Task
Can you find the lines of the listing that include "their" and copy every one?

Supplied data
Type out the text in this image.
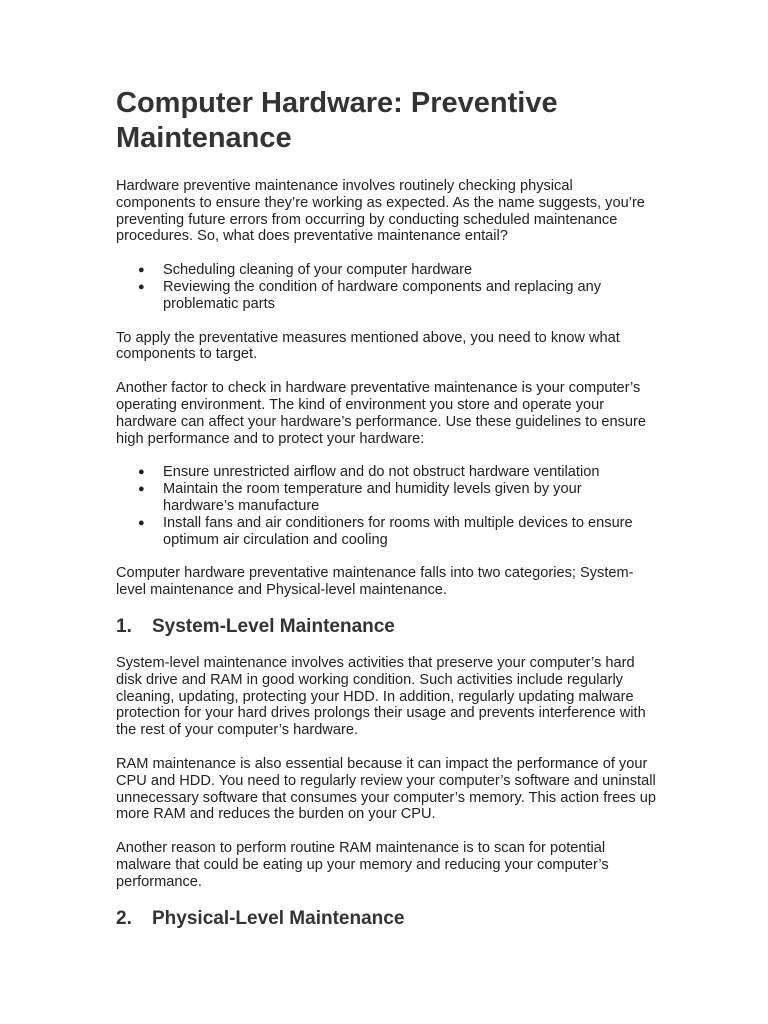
Computer Hardware: Preventive Maintenance

Hardware preventive maintenance involves routinely checking physical components to ensure they’re working as expected. As the name suggests, you’re preventing future errors from occurring by conducting scheduled maintenance procedures. So, what does preventative maintenance entail?

● Scheduling cleaning of your computer hardware
● Reviewing the condition of hardware components and replacing any problematic parts

To apply the preventative measures mentioned above, you need to know what components to target.

Another factor to check in hardware preventative maintenance is your computer’s operating environment. The kind of environment you store and operate your hardware can affect your hardware’s performance. Use these guidelines to ensure high performance and to protect your hardware:

● Ensure unrestricted airflow and do not obstruct hardware ventilation
● Maintain the room temperature and humidity levels given by your hardware’s manufacture
● Install fans and air conditioners for rooms with multiple devices to ensure optimum air circulation and cooling

Computer hardware preventative maintenance falls into two categories; System-level maintenance and Physical-level maintenance.

1.	System-Level Maintenance

System-level maintenance involves activities that preserve your computer’s hard disk drive and RAM in good working condition. Such activities include regularly cleaning, updating, protecting your HDD. In addition, regularly updating malware protection for your hard drives prolongs their usage and prevents interference with the rest of your computer’s hardware.

RAM maintenance is also essential because it can impact the performance of your CPU and HDD. You need to regularly review your computer’s software and uninstall unnecessary software that consumes your computer’s memory. This action frees up more RAM and reduces the burden on your CPU.

Another reason to perform routine RAM maintenance is to scan for potential malware that could be eating up your memory and reducing your computer’s performance.

2.	Physical-Level Maintenance
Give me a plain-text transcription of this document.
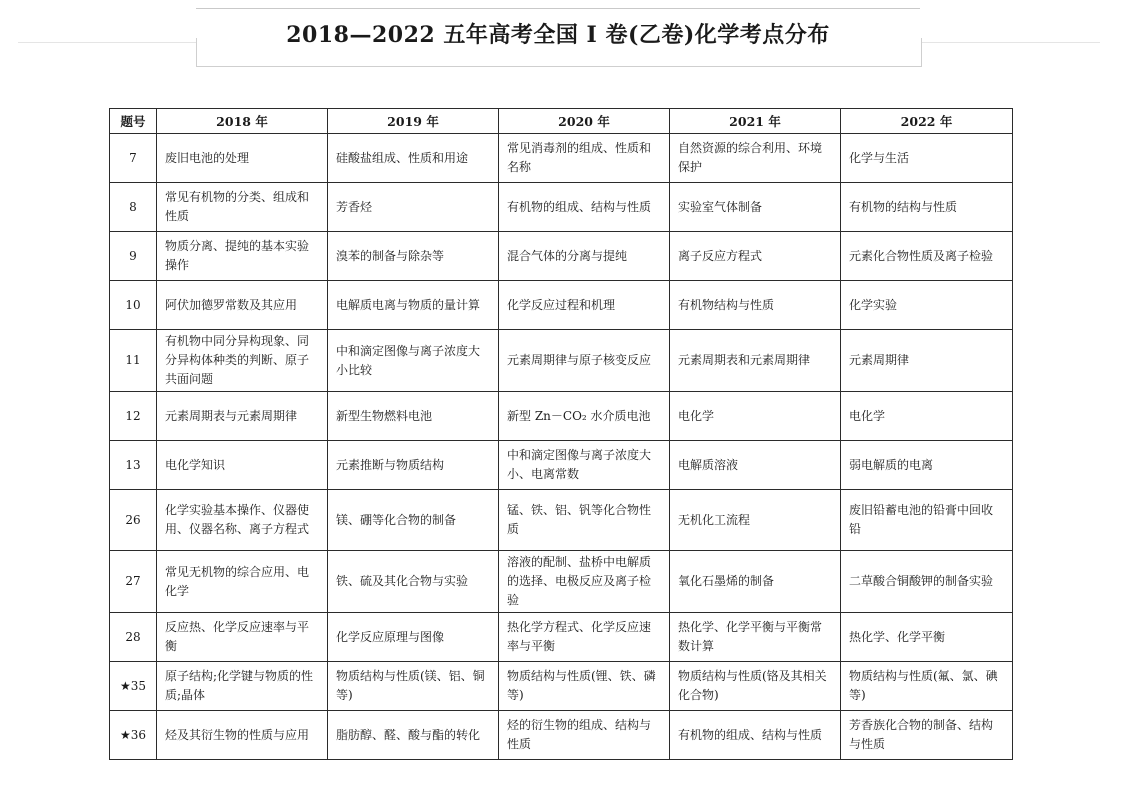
2018—2022 五年高考全国 I 卷(乙卷)化学考点分布
题号	2018 年	2019 年	2020 年	2021 年	2022 年
7	废旧电池的处理	硅酸盐组成、性质和用途	常见消毒剂的组成、性质和名称	自然资源的综合利用、环境保护	化学与生活
8	常见有机物的分类、组成和性质	芳香烃	有机物的组成、结构与性质	实验室气体制备	有机物的结构与性质
9	物质分离、提纯的基本实验操作	溴苯的制备与除杂等	混合气体的分离与提纯	离子反应方程式	元素化合物性质及离子检验
10	阿伏加德罗常数及其应用	电解质电离与物质的量计算	化学反应过程和机理	有机物结构与性质	化学实验
11	有机物中同分异构现象、同分异构体种类的判断、原子共面问题	中和滴定图像与离子浓度大小比较	元素周期律与原子核变反应	元素周期表和元素周期律	元素周期律
12	元素周期表与元素周期律	新型生物燃料电池	新型 Zn－CO₂ 水介质电池	电化学	电化学
13	电化学知识	元素推断与物质结构	中和滴定图像与离子浓度大小、电离常数	电解质溶液	弱电解质的电离
26	化学实验基本操作、仪器使用、仪器名称、离子方程式	镁、硼等化合物的制备	锰、铁、铝、钒等化合物性质	无机化工流程	废旧铅蓄电池的铅膏中回收铅
27	常见无机物的综合应用、电化学	铁、硫及其化合物与实验	溶液的配制、盐桥中电解质的选择、电极反应及离子检验	氧化石墨烯的制备	二草酸合铜酸钾的制备实验
28	反应热、化学反应速率与平衡	化学反应原理与图像	热化学方程式、化学反应速率与平衡	热化学、化学平衡与平衡常数计算	热化学、化学平衡
★35	原子结构;化学键与物质的性质;晶体	物质结构与性质(镁、铝、铜等)	物质结构与性质(锂、铁、磷等)	物质结构与性质(铬及其相关化合物)	物质结构与性质(氟、氯、碘等)
★36	烃及其衍生物的性质与应用	脂肪醇、醛、酸与酯的转化	烃的衍生物的组成、结构与性质	有机物的组成、结构与性质	芳香族化合物的制备、结构与性质
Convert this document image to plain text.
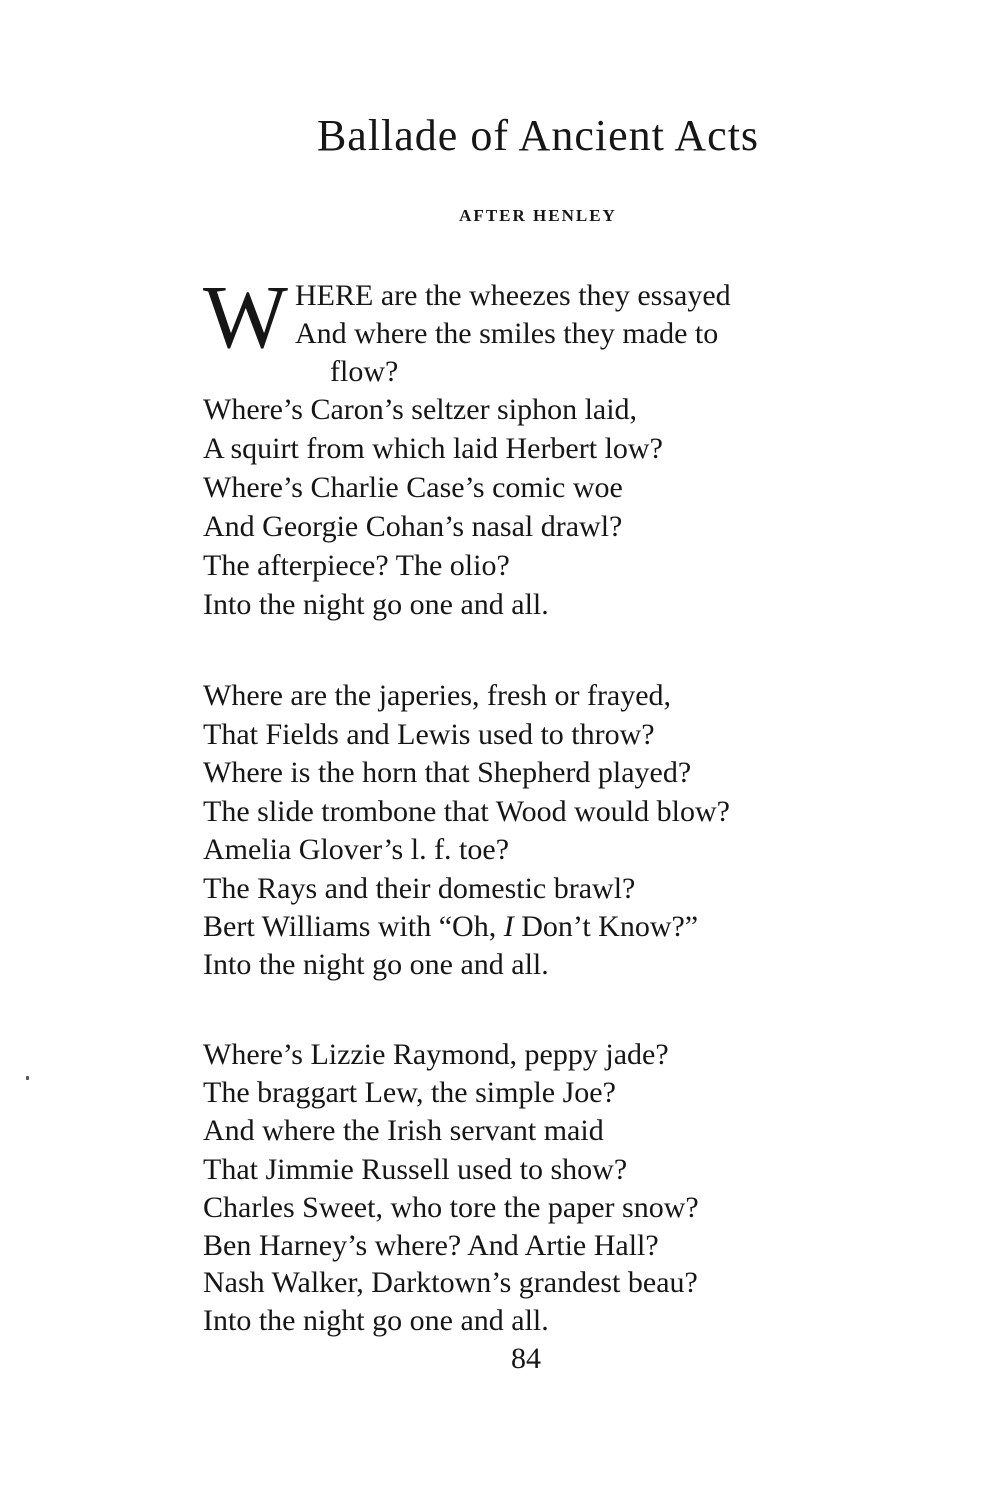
Ballade of Ancient Acts
AFTER HENLEY
W HERE are the wheezes they essayed
And where the smiles they made to
flow?
Where’s Caron’s seltzer siphon laid,
A squirt from which laid Herbert low?
Where’s Charlie Case’s comic woe
And Georgie Cohan’s nasal drawl?
The afterpiece? The olio?
Into the night go one and all.
Where are the japeries, fresh or frayed,
That Fields and Lewis used to throw?
Where is the horn that Shepherd played?
The slide trombone that Wood would blow?
Amelia Glover’s l. f. toe?
The Rays and their domestic brawl?
Bert Williams with “Oh, I Don’t Know?”
Into the night go one and all.
Where’s Lizzie Raymond, peppy jade?
The braggart Lew, the simple Joe?
And where the Irish servant maid
That Jimmie Russell used to show?
Charles Sweet, who tore the paper snow?
Ben Harney’s where? And Artie Hall?
Nash Walker, Darktown’s grandest beau?
Into the night go one and all.
84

Task result
System-level maintenance involves activities that preserve your computer’s hard disk drive and RAM in good working condition. Such activities include regularly cleaning, updating, protecting your HDD. In addition, regularly updating malware protection for your hard drives prolongs their usage and prevents interference with the rest of your computer’s hardware.
The Rays and their domestic brawl?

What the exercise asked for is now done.